(Given instruction):
Copy every entry exactly.

(Material to process):
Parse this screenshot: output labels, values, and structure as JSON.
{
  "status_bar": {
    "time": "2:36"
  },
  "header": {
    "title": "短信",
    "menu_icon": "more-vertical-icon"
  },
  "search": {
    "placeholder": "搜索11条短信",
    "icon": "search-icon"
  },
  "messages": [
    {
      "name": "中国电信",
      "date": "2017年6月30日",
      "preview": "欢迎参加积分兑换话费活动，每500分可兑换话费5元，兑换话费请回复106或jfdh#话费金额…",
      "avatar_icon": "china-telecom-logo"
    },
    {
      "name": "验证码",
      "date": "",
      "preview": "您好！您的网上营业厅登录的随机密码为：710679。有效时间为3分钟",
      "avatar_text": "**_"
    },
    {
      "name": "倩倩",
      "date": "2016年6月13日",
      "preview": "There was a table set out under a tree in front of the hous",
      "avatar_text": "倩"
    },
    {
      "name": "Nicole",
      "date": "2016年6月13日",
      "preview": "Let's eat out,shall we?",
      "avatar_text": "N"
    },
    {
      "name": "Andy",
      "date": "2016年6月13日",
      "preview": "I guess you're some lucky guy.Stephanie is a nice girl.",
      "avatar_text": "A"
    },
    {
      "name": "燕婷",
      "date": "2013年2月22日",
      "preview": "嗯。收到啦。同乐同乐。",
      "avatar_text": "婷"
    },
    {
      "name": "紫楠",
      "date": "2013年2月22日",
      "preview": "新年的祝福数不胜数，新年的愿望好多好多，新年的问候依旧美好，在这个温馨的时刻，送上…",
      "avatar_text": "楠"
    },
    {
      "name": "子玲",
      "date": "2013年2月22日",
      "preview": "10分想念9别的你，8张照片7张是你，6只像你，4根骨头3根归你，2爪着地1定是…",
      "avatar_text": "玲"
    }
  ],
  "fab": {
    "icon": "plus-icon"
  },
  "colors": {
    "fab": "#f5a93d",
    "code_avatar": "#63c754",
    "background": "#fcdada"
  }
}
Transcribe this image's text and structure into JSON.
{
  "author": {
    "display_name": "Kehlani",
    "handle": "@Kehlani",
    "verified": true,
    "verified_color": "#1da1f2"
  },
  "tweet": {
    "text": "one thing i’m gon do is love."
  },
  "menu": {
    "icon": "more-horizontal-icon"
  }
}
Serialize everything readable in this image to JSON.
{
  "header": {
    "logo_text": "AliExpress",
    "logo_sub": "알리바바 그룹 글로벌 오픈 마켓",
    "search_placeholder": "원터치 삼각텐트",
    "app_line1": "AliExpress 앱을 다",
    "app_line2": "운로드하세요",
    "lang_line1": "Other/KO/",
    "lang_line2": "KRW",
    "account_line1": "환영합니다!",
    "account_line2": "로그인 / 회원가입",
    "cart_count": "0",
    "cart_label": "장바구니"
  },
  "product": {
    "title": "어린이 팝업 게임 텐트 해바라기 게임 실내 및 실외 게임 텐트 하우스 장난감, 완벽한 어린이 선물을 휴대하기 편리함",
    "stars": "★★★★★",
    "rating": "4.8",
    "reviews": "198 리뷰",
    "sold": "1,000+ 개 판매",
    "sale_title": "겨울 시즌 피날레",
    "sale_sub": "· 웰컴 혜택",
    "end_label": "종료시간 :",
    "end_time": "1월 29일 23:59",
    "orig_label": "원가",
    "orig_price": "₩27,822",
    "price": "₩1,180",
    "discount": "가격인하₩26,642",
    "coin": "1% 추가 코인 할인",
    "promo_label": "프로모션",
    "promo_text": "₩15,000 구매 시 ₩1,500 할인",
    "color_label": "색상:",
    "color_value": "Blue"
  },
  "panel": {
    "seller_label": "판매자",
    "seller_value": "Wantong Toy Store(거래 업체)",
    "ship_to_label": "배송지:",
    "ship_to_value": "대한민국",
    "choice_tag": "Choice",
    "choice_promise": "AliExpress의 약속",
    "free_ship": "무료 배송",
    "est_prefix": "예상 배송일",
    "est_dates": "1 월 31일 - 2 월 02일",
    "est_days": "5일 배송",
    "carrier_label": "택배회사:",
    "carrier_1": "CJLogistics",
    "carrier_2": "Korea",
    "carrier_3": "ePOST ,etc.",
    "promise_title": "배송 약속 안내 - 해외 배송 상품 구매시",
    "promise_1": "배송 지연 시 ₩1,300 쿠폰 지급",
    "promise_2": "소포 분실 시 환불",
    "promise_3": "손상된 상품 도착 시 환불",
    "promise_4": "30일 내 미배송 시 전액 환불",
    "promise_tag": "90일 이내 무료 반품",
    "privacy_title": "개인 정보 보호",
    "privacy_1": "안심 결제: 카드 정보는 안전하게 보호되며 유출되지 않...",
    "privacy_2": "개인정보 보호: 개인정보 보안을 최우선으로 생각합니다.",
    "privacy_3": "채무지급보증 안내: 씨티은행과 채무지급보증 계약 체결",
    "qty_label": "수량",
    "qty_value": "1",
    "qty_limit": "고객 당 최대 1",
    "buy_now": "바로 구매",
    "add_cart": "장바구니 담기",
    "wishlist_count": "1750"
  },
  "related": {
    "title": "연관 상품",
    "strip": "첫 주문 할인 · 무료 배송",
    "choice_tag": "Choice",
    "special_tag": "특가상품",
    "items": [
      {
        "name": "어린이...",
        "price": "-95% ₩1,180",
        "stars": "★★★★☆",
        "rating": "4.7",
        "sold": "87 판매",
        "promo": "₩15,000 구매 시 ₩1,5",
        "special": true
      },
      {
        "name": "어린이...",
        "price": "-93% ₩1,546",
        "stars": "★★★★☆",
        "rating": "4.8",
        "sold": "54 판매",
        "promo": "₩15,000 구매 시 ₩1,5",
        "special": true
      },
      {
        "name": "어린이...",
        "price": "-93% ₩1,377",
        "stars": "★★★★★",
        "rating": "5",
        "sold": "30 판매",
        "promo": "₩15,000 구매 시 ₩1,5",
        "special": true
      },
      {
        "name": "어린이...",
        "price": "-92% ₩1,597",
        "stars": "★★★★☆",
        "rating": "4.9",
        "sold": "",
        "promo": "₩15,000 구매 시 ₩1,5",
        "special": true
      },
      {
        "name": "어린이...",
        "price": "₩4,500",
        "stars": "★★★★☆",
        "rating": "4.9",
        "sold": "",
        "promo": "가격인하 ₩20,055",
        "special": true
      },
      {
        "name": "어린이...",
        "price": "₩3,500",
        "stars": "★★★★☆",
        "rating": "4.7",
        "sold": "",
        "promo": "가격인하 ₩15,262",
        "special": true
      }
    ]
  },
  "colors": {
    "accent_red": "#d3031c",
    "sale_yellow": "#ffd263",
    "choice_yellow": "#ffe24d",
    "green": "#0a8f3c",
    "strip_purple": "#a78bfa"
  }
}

(Exercise answer):
Parse this screenshot: output labels, values, and structure as JSON.
{
  "status_bar": {
    "time": "2:36"
  },
  "header": {
    "title": "短信",
    "menu_icon": "more-vertical-icon"
  },
  "search": {
    "placeholder": "搜索11条短信",
    "icon": "search-icon"
  },
  "messages": [
    {
      "name": "中国电信",
      "date": "2017年6月30日",
      "preview": "欢迎参加积分兑换话费活动，每500分可兑换话费5元，兑换话费请回复106或jfdh#话费金额…",
      "avatar_icon": "china-telecom-logo"
    },
    {
      "name": "验证码",
      "date": "",
      "preview": "您好！您的网上营业厅登录的随机密码为：710679。有效时间为3分钟",
      "avatar_text": "**_"
    },
    {
      "name": "倩倩",
      "date": "2016年6月13日",
      "preview": "There was a table set out under a tree in front of the hous",
      "avatar_text": "倩"
    },
    {
      "name": "Nicole",
      "date": "2016年6月13日",
      "preview": "Let's eat out,shall we?",
      "avatar_text": "N"
    },
    {
      "name": "Andy",
      "date": "2016年6月13日",
      "preview": "I guess you're some lucky guy.Stephanie is a nice girl.",
      "avatar_text": "A"
    },
    {
      "name": "燕婷",
      "date": "2013年2月22日",
      "preview": "嗯。收到啦。同乐同乐。",
      "avatar_text": "婷"
    },
    {
      "name": "紫楠",
      "date": "2013年2月22日",
      "preview": "新年的祝福数不胜数，新年的愿望好多好多，新年的问候依旧美好，在这个温馨的时刻，送上…",
      "avatar_text": "楠"
    },
    {
      "name": "子玲",
      "date": "2013年2月22日",
      "preview": "10分想念9别的你，8张照片7张是你，6只像你，4根骨头3根归你，2爪着地1定是…",
      "avatar_text": "玲"
    }
  ],
  "fab": {
    "icon": "plus-icon"
  },
  "colors": {
    "fab": "#f5a93d",
    "code_avatar": "#63c754",
    "background": "#fcdada"
  }
}
Transcribe this image's text and structure into JSON.
{
  "author": {
    "display_name": "Kehlani",
    "handle": "@Kehlani",
    "verified": true,
    "verified_color": "#1da1f2"
  },
  "tweet": {
    "text": "one thing i’m gon do is love."
  },
  "menu": {
    "icon": "more-horizontal-icon"
  }
}
Serialize everything readable in this image to JSON.
{
  "header": {
    "logo_text": "AliExpress",
    "logo_sub": "알리바바 그룹 글로벌 오픈 마켓",
    "search_placeholder": "원터치 삼각텐트",
    "app_line1": "AliExpress 앱을 다",
    "app_line2": "운로드하세요",
    "lang_line1": "Other/KO/",
    "lang_line2": "KRW",
    "account_line1": "환영합니다!",
    "account_line2": "로그인 / 회원가입",
    "cart_count": "0",
    "cart_label": "장바구니"
  },
  "product": {
    "title": "어린이 팝업 게임 텐트 해바라기 게임 실내 및 실외 게임 텐트 하우스 장난감, 완벽한 어린이 선물을 휴대하기 편리함",
    "stars": "★★★★★",
    "rating": "4.8",
    "reviews": "198 리뷰",
    "sold": "1,000+ 개 판매",
    "sale_title": "겨울 시즌 피날레",
    "sale_sub": "· 웰컴 혜택",
    "end_label": "종료시간 :",
    "end_time": "1월 29일 23:59",
    "orig_label": "원가",
    "orig_price": "₩27,822",
    "price": "₩1,180",
    "discount": "가격인하₩26,642",
    "coin": "1% 추가 코인 할인",
    "promo_label": "프로모션",
    "promo_text": "₩15,000 구매 시 ₩1,500 할인",
    "color_label": "색상:",
    "color_value": "Blue"
  },
  "panel": {
    "seller_label": "판매자",
    "seller_value": "Wantong Toy Store(거래 업체)",
    "ship_to_label": "배송지:",
    "ship_to_value": "대한민국",
    "choice_tag": "Choice",
    "choice_promise": "AliExpress의 약속",
    "free_ship": "무료 배송",
    "est_prefix": "예상 배송일",
    "est_dates": "1 월 31일 - 2 월 02일",
    "est_days": "5일 배송",
    "carrier_label": "택배회사:",
    "carrier_1": "CJLogistics",
    "carrier_2": "Korea",
    "carrier_3": "ePOST ,etc.",
    "promise_title": "배송 약속 안내 - 해외 배송 상품 구매시",
    "promise_1": "배송 지연 시 ₩1,300 쿠폰 지급",
    "promise_2": "소포 분실 시 환불",
    "promise_3": "손상된 상품 도착 시 환불",
    "promise_4": "30일 내 미배송 시 전액 환불",
    "promise_tag": "90일 이내 무료 반품",
    "privacy_title": "개인 정보 보호",
    "privacy_1": "안심 결제: 카드 정보는 안전하게 보호되며 유출되지 않...",
    "privacy_2": "개인정보 보호: 개인정보 보안을 최우선으로 생각합니다.",
    "privacy_3": "채무지급보증 안내: 씨티은행과 채무지급보증 계약 체결",
    "qty_label": "수량",
    "qty_value": "1",
    "qty_limit": "고객 당 최대 1",
    "buy_now": "바로 구매",
    "add_cart": "장바구니 담기",
    "wishlist_count": "1750"
  },
  "related": {
    "title": "연관 상품",
    "strip": "첫 주문 할인 · 무료 배송",
    "choice_tag": "Choice",
    "special_tag": "특가상품",
    "items": [
      {
        "name": "어린이...",
        "price": "-95% ₩1,180",
        "stars": "★★★★☆",
        "rating": "4.7",
        "sold": "87 판매",
        "promo": "₩15,000 구매 시 ₩1,5",
        "special": true
      },
      {
        "name": "어린이...",
        "price": "-93% ₩1,546",
        "stars": "★★★★☆",
        "rating": "4.8",
        "sold": "54 판매",
        "promo": "₩15,000 구매 시 ₩1,5",
        "special": true
      },
      {
        "name": "어린이...",
        "price": "-93% ₩1,377",
        "stars": "★★★★★",
        "rating": "5",
        "sold": "30 판매",
        "promo": "₩15,000 구매 시 ₩1,5",
        "special": true
      },
      {
        "name": "어린이...",
        "price": "-92% ₩1,597",
        "stars": "★★★★☆",
        "rating": "4.9",
        "sold": "",
        "promo": "₩15,000 구매 시 ₩1,5",
        "special": true
      },
      {
        "name": "어린이...",
        "price": "₩4,500",
        "stars": "★★★★☆",
        "rating": "4.9",
        "sold": "",
        "promo": "가격인하 ₩20,055",
        "special": true
      },
      {
        "name": "어린이...",
        "price": "₩3,500",
        "stars": "★★★★☆",
        "rating": "4.7",
        "sold": "",
        "promo": "가격인하 ₩15,262",
        "special": true
      }
    ]
  },
  "colors": {
    "accent_red": "#d3031c",
    "sale_yellow": "#ffd263",
    "choice_yellow": "#ffe24d",
    "green": "#0a8f3c",
    "strip_purple": "#a78bfa"
  }
}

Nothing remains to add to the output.